Der 82-Jährige, der immerhin mit seinem Auftritt beim Festival ein großes Kino füllt, weil diese „jungen Leute“ allesamt von seinen Erfahrungen lernen wollen, macht wenig Aufhebens von sich. In der kleinen Bar in der Astor Film Lounge MyZeil wirkt er eher wie ein Urlauber, wie er mit nackten Füßen in Birkenstock-Sandalen und mit einem Strohhut auf dem Kopf zum Interview kommt.

Stephen Frears: Auszeichnung über Auszeichnung
Grund genug, sich auf seine Karriere etwas einzubilden, oder wenigstens huldvoll die nächste Ehrung für sein Schaffen entgegenzunehmen, hätte er, seit er 1985 mit dem Film „Mein wunderbarer Waschsalon“ zu einem der führenden Regisseure des New British Cinema aufstieg. Wichtige Werke wie Gefährliche Liebschaften, Grifters, Mary Reilly, High Fidelity, Die Queen, Philomena oder Florence Foster Jenkins folgten. So viele, dass Adrian Wootton, Chef von Film London und der British Film Commission, bei der B3-Masterclass in dem Frankfurter Kino gar nicht alle Ausschnitte zeigen konnte.
Aber vielleicht hat Stephen Frears bereits zu viele Preise – vom Emmy über den César und den Silbernen Bären der Berlinale bis hin zu zahlreichen Nominierungen für Oscar, Golden Globe und BAFTA – erhalten, um das noch ausgiebig feiern zu können. Er sei dankbar für die Freundlichkeit, sagt er hinterher schlicht.

◆ VORLIEGENDE ANGABEN:
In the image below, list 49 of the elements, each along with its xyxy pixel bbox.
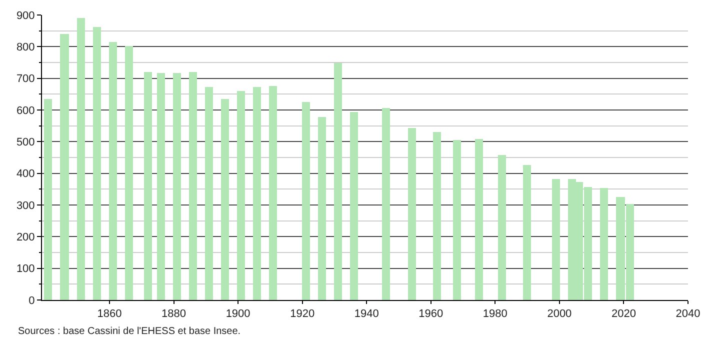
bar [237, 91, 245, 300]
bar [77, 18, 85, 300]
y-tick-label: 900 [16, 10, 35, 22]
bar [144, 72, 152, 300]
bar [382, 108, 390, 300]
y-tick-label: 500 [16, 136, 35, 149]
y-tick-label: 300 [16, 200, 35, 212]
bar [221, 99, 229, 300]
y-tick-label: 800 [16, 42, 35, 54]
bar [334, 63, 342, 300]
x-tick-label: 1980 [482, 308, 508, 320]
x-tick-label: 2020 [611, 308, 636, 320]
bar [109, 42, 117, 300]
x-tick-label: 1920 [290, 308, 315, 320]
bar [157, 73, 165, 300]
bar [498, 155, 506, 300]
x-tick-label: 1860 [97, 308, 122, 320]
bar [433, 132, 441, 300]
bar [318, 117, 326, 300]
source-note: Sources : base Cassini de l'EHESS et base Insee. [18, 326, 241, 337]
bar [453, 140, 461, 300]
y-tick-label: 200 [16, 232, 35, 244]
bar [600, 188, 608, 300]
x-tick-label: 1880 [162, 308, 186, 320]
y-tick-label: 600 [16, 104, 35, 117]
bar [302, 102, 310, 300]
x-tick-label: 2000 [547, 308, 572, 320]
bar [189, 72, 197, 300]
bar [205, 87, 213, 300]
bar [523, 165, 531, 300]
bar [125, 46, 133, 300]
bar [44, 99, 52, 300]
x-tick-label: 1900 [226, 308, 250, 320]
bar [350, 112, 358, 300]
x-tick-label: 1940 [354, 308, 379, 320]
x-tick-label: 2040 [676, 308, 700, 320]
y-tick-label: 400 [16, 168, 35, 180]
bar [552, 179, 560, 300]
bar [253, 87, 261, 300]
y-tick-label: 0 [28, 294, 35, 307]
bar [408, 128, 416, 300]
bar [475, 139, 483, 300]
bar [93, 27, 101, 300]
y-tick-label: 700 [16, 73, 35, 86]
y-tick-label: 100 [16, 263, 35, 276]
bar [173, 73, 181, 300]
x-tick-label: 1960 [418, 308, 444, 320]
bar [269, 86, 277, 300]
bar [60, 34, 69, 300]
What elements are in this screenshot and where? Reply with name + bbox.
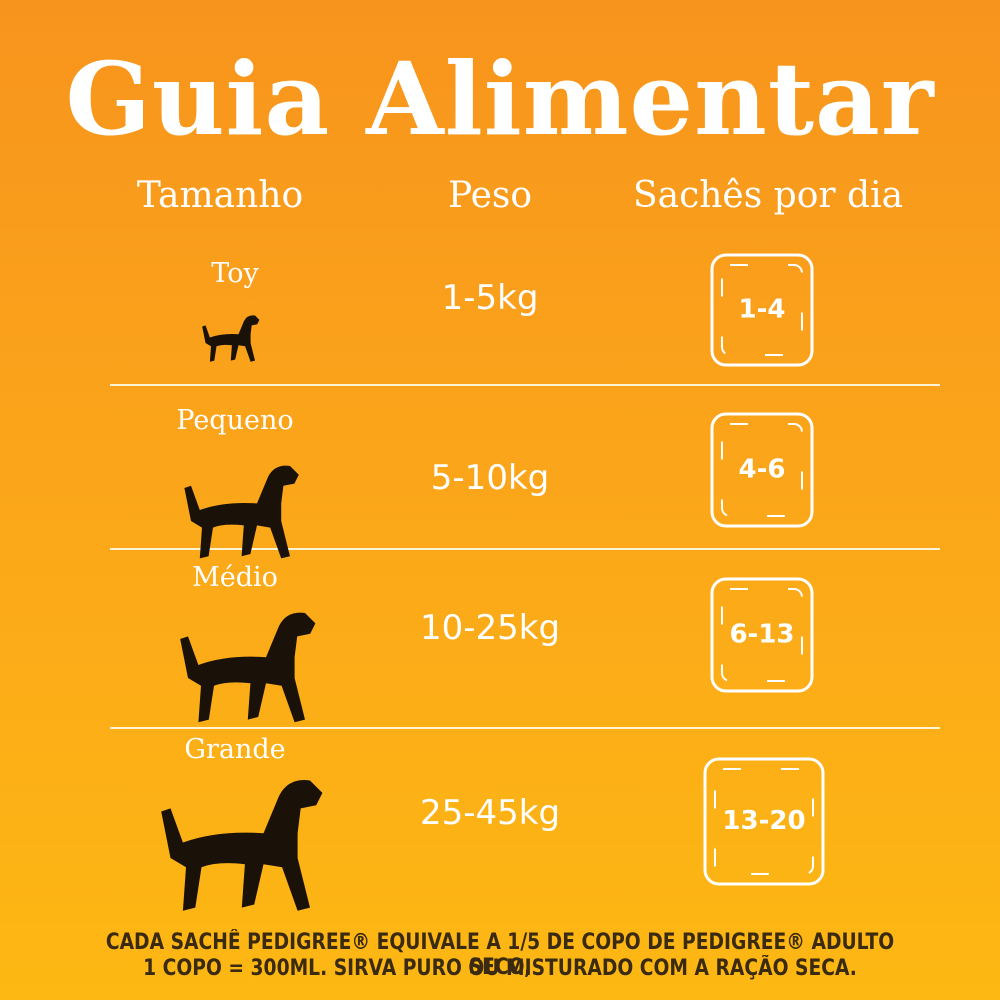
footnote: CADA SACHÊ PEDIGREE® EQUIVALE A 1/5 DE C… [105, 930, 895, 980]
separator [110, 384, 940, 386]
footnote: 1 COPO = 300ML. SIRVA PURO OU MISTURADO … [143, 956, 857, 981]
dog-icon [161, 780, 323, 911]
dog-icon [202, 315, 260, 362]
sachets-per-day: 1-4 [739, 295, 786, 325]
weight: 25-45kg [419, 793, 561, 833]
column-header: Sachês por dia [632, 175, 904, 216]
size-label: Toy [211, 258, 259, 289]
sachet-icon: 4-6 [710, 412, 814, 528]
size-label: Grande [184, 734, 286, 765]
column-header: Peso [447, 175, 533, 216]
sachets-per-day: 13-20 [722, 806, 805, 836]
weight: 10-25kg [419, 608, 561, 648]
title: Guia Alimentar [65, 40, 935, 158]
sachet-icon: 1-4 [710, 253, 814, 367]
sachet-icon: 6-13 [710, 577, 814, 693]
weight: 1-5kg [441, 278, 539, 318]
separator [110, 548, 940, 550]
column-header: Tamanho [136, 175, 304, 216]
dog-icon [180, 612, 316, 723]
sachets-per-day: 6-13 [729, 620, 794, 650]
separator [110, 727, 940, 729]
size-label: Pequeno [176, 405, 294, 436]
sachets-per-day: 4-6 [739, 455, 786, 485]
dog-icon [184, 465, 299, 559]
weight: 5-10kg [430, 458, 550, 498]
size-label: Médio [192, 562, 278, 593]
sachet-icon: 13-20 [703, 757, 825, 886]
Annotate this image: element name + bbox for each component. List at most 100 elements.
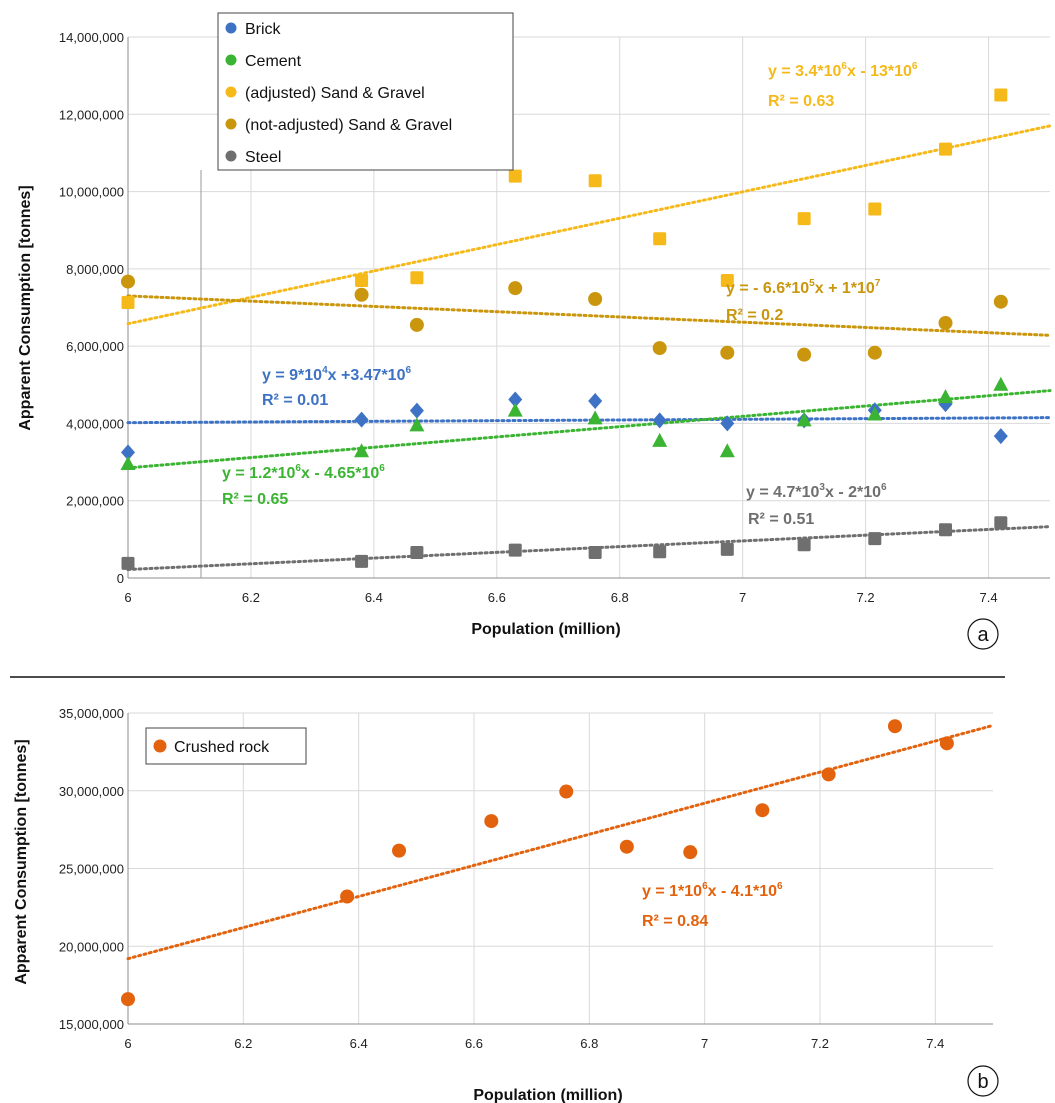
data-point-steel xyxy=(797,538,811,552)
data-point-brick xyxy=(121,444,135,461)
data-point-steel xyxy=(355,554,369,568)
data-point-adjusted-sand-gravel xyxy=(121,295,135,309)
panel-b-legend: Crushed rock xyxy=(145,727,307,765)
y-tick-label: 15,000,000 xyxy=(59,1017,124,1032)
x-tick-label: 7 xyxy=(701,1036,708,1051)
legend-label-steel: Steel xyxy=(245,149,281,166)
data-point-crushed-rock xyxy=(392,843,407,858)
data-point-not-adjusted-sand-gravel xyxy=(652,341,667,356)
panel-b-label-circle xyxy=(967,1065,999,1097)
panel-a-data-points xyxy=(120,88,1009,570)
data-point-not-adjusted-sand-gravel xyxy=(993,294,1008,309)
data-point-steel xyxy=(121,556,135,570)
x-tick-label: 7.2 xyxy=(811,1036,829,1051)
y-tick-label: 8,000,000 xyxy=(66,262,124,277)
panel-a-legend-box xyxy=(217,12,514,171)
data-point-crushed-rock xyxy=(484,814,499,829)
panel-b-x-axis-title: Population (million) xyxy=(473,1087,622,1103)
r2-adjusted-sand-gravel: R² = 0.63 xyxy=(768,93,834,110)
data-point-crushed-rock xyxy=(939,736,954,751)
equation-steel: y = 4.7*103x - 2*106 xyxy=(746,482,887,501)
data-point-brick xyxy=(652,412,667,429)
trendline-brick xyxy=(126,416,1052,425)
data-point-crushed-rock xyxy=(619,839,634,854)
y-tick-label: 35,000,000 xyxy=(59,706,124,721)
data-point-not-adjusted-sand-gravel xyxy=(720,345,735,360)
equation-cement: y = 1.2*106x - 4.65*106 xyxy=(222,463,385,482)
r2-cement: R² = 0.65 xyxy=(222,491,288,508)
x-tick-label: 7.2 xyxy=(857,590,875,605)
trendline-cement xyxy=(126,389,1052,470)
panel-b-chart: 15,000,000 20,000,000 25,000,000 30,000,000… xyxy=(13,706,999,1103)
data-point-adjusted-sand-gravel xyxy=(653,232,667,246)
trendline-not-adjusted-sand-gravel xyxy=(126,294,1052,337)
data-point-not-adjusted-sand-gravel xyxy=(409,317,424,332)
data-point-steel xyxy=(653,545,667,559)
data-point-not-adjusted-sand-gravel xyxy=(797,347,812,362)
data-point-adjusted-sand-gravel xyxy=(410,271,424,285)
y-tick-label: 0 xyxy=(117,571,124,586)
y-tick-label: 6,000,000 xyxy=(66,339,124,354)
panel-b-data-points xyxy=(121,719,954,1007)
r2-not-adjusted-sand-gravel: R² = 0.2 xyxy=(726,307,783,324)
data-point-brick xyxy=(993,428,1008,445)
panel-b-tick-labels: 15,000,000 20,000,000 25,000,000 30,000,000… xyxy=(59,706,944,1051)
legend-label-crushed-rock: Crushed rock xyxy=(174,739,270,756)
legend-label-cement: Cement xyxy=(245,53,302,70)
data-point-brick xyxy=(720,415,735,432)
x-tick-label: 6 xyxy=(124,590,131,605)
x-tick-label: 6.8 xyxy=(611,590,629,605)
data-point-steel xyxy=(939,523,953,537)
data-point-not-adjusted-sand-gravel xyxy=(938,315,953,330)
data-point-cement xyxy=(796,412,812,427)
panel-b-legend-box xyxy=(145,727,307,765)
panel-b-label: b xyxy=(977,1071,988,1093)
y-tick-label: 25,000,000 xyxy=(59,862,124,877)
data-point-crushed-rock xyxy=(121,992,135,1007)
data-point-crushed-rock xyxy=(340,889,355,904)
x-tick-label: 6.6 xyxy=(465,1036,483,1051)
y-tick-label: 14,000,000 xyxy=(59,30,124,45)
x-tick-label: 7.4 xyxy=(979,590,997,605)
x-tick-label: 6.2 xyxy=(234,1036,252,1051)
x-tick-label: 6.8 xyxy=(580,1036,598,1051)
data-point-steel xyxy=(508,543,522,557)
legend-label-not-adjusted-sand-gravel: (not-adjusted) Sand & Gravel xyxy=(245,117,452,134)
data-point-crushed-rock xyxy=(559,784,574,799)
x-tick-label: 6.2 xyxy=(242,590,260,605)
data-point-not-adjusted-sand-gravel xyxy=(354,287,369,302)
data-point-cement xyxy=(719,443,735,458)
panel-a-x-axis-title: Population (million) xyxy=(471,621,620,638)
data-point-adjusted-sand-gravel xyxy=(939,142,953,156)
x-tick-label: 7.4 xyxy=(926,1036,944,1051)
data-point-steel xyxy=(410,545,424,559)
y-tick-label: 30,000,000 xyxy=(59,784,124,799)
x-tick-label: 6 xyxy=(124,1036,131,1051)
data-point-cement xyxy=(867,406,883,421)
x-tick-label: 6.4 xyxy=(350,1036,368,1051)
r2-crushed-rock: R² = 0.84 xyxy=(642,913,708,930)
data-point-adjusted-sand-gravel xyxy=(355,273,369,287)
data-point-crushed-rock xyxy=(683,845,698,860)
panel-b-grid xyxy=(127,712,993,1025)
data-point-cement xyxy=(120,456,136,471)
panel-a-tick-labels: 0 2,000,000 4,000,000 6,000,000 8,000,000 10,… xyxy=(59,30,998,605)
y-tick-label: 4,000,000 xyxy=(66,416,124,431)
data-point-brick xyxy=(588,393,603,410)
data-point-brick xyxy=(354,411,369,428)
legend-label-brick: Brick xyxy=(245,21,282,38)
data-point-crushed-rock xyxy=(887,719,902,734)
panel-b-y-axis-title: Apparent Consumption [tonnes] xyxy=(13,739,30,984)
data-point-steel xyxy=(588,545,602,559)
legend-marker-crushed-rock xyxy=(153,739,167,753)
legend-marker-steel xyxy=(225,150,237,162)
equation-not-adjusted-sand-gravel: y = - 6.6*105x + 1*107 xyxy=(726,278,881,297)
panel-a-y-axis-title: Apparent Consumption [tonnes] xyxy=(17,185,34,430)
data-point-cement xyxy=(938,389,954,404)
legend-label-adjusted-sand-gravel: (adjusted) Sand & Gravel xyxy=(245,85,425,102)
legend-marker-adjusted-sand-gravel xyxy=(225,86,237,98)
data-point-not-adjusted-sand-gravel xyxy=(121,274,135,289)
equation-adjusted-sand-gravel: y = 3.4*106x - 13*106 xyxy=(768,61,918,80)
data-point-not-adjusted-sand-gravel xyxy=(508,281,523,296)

◆ SCHRIFTLICHER AUFTRAG: Schreib den Lesetext über Stephen Frears im Anschluss an seinen letzten Satz weiter. Die Zeilen haben mit dem Lesetext nichts zu tun.

◆ ANTWORT ZUM AUFTRAG:
Stephen Frears: Nicht besser, aber schneller
Er sei insgesamt dankbar für seine Karriere, fügt er hinzu. Denn auch nach ihr gefragt, schwelgt er nicht etwa in Anekdoten, wie er auf die Ideen zu seinen Filmen kam und Erlebnissen mit den namhaften Schauspielern, mit denen er gearbeitet hat – von Judy Dench, Glenn Close, Meryl Streep über Michelle Pfeiffer bis hin zu John Malkovich und Hugh Grant. Vielmehr spricht er immer wieder von glücklichen Umständen und den richtigen Büchern, mit guten Geschichten, Charakteren und Humor. „Das Drehbuch war brillant und kam zur richtigen Zeit“, begründet er zum Beispiel, warum „Mein wunderbarer Waschsalon“ so ein Erfolg geworden sei. Immerhin war er damals schon Ende 40.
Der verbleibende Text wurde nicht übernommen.